GOAL: Repeat the records below exactly.

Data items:

════

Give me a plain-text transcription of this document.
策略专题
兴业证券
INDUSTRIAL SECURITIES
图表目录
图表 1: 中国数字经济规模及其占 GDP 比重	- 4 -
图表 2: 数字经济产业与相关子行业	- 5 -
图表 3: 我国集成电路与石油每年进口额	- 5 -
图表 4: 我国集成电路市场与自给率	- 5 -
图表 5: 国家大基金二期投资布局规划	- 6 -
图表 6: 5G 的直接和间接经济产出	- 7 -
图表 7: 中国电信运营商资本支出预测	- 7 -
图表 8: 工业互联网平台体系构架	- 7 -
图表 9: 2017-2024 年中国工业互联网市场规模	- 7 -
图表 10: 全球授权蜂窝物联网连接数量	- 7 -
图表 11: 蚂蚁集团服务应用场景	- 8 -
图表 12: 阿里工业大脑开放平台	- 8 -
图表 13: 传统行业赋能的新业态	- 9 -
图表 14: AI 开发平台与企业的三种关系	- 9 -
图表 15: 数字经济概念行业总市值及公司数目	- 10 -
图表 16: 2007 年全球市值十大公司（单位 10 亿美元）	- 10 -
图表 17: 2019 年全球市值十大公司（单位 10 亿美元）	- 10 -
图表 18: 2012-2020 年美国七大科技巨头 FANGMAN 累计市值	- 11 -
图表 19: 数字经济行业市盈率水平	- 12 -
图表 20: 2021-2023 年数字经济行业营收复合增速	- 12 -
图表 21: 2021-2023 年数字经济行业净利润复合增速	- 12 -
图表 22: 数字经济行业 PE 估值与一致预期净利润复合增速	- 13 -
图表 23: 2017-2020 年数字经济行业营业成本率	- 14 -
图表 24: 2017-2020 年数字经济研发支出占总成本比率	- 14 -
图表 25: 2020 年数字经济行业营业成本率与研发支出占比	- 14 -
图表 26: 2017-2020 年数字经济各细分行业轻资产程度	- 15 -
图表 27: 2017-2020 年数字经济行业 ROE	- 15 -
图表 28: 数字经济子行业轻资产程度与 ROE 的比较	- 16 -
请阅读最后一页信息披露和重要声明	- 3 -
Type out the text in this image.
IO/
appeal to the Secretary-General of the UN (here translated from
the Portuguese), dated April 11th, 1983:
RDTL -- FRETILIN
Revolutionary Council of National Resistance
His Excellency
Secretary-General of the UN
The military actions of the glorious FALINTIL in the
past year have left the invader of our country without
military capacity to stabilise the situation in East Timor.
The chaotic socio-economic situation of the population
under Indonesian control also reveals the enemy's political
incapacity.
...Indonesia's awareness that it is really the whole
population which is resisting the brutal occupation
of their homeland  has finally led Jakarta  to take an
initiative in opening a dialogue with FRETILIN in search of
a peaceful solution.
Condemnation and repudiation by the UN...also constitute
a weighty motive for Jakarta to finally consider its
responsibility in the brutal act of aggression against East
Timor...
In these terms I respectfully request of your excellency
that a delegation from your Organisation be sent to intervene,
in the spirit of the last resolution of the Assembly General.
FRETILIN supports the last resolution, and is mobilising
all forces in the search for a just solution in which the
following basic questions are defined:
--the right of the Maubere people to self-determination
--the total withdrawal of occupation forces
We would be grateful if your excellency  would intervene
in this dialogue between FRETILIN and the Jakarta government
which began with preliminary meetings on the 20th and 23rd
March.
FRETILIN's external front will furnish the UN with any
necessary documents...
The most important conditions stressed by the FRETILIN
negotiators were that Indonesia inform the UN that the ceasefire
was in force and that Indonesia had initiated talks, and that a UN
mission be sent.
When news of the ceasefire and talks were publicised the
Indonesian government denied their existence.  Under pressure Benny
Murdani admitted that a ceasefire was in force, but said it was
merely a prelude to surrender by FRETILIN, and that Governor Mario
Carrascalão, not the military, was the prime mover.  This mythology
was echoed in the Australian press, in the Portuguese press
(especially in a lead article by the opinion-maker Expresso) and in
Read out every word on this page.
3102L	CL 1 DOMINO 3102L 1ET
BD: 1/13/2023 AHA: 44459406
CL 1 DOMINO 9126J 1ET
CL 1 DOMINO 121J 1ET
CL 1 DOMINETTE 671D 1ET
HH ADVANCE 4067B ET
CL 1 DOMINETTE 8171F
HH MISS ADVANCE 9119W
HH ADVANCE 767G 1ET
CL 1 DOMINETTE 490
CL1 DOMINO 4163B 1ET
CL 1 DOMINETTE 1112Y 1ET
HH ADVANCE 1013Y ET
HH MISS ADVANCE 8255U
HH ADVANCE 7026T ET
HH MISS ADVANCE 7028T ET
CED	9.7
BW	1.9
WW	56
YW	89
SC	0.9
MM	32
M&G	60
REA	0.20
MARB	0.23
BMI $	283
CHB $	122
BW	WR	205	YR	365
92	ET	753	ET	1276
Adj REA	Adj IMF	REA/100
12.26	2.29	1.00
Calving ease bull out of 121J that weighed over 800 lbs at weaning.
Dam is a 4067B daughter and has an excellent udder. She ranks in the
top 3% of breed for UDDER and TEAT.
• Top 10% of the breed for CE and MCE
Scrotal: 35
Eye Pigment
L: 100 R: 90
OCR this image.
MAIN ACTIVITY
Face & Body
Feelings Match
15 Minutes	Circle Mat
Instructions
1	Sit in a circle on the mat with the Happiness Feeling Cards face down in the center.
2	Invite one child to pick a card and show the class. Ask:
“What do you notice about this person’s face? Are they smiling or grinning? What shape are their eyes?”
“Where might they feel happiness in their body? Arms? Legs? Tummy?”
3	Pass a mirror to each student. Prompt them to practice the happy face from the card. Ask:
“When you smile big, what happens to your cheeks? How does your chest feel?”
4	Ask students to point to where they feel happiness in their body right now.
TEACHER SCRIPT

════

FINAL RESULT:
Give me a plain-text transcription of this document.
策略专题
兴业证券
INDUSTRIAL SECURITIES
图表目录
图表 1: 中国数字经济规模及其占 GDP 比重	- 4 -
图表 2: 数字经济产业与相关子行业	- 5 -
图表 3: 我国集成电路与石油每年进口额	- 5 -
图表 4: 我国集成电路市场与自给率	- 5 -
图表 5: 国家大基金二期投资布局规划	- 6 -
图表 6: 5G 的直接和间接经济产出	- 7 -
图表 7: 中国电信运营商资本支出预测	- 7 -
图表 8: 工业互联网平台体系构架	- 7 -
图表 9: 2017-2024 年中国工业互联网市场规模	- 7 -
图表 10: 全球授权蜂窝物联网连接数量	- 7 -
图表 11: 蚂蚁集团服务应用场景	- 8 -
图表 12: 阿里工业大脑开放平台	- 8 -
图表 13: 传统行业赋能的新业态	- 9 -
图表 14: AI 开发平台与企业的三种关系	- 9 -
图表 15: 数字经济概念行业总市值及公司数目	- 10 -
图表 16: 2007 年全球市值十大公司（单位 10 亿美元）	- 10 -
图表 17: 2019 年全球市值十大公司（单位 10 亿美元）	- 10 -
图表 18: 2012-2020 年美国七大科技巨头 FANGMAN 累计市值	- 11 -
图表 19: 数字经济行业市盈率水平	- 12 -
图表 20: 2021-2023 年数字经济行业营收复合增速	- 12 -
图表 21: 2021-2023 年数字经济行业净利润复合增速	- 12 -
图表 22: 数字经济行业 PE 估值与一致预期净利润复合增速	- 13 -
图表 23: 2017-2020 年数字经济行业营业成本率	- 14 -
图表 24: 2017-2020 年数字经济研发支出占总成本比率	- 14 -
图表 25: 2020 年数字经济行业营业成本率与研发支出占比	- 14 -
图表 26: 2017-2020 年数字经济各细分行业轻资产程度	- 15 -
图表 27: 2017-2020 年数字经济行业 ROE	- 15 -
图表 28: 数字经济子行业轻资产程度与 ROE 的比较	- 16 -
请阅读最后一页信息披露和重要声明	- 3 -
Type out the text in this image.
IO/
appeal to the Secretary-General of the UN (here translated from
the Portuguese), dated April 11th, 1983:
RDTL -- FRETILIN
Revolutionary Council of National Resistance
His Excellency
Secretary-General of the UN
The military actions of the glorious FALINTIL in the
past year have left the invader of our country without
military capacity to stabilise the situation in East Timor.
The chaotic socio-economic situation of the population
under Indonesian control also reveals the enemy's political
incapacity.
...Indonesia's awareness that it is really the whole
population which is resisting the brutal occupation
of their homeland  has finally led Jakarta  to take an
initiative in opening a dialogue with FRETILIN in search of
a peaceful solution.
Condemnation and repudiation by the UN...also constitute
a weighty motive for Jakarta to finally consider its
responsibility in the brutal act of aggression against East
Timor...
In these terms I respectfully request of your excellency
that a delegation from your Organisation be sent to intervene,
in the spirit of the last resolution of the Assembly General.
FRETILIN supports the last resolution, and is mobilising
all forces in the search for a just solution in which the
following basic questions are defined:
--the right of the Maubere people to self-determination
--the total withdrawal of occupation forces
We would be grateful if your excellency  would intervene
in this dialogue between FRETILIN and the Jakarta government
which began with preliminary meetings on the 20th and 23rd
March.
FRETILIN's external front will furnish the UN with any
necessary documents...
The most important conditions stressed by the FRETILIN
negotiators were that Indonesia inform the UN that the ceasefire
was in force and that Indonesia had initiated talks, and that a UN
mission be sent.
When news of the ceasefire and talks were publicised the
Indonesian government denied their existence.  Under pressure Benny
Murdani admitted that a ceasefire was in force, but said it was
merely a prelude to surrender by FRETILIN, and that Governor Mario
Carrascalão, not the military, was the prime mover.  This mythology
was echoed in the Australian press, in the Portuguese press
(especially in a lead article by the opinion-maker Expresso) and in
Read out every word on this page.
3102L	CL 1 DOMINO 3102L 1ET
BD: 1/13/2023 AHA: 44459406
CL 1 DOMINO 9126J 1ET
CL 1 DOMINO 121J 1ET
CL 1 DOMINETTE 671D 1ET
HH ADVANCE 4067B ET
CL 1 DOMINETTE 8171F
HH MISS ADVANCE 9119W
HH ADVANCE 767G 1ET
CL 1 DOMINETTE 490
CL1 DOMINO 4163B 1ET
CL 1 DOMINETTE 1112Y 1ET
HH ADVANCE 1013Y ET
HH MISS ADVANCE 8255U
HH ADVANCE 7026T ET
HH MISS ADVANCE 7028T ET
CED	9.7
BW	1.9
WW	56
YW	89
SC	0.9
MM	32
M&G	60
REA	0.20
MARB	0.23
BMI $	283
CHB $	122
BW	WR	205	YR	365
92	ET	753	ET	1276
Adj REA	Adj IMF	REA/100
12.26	2.29	1.00
Calving ease bull out of 121J that weighed over 800 lbs at weaning.
Dam is a 4067B daughter and has an excellent udder. She ranks in the
top 3% of breed for UDDER and TEAT.
• Top 10% of the breed for CE and MCE
Scrotal: 35
Eye Pigment
L: 100 R: 90
OCR this image.
MAIN ACTIVITY
Face & Body
Feelings Match
15 Minutes	Circle Mat
Instructions
1	Sit in a circle on the mat with the Happiness Feeling Cards face down in the center.
2	Invite one child to pick a card and show the class. Ask:
“What do you notice about this person’s face? Are they smiling or grinning? What shape are their eyes?”
“Where might they feel happiness in their body? Arms? Legs? Tummy?”
3	Pass a mirror to each student. Prompt them to practice the happy face from the card. Ask:
“When you smile big, what happens to your cheeks? How does your chest feel?”
4	Ask students to point to where they feel happiness in their body right now.
TEACHER SCRIPT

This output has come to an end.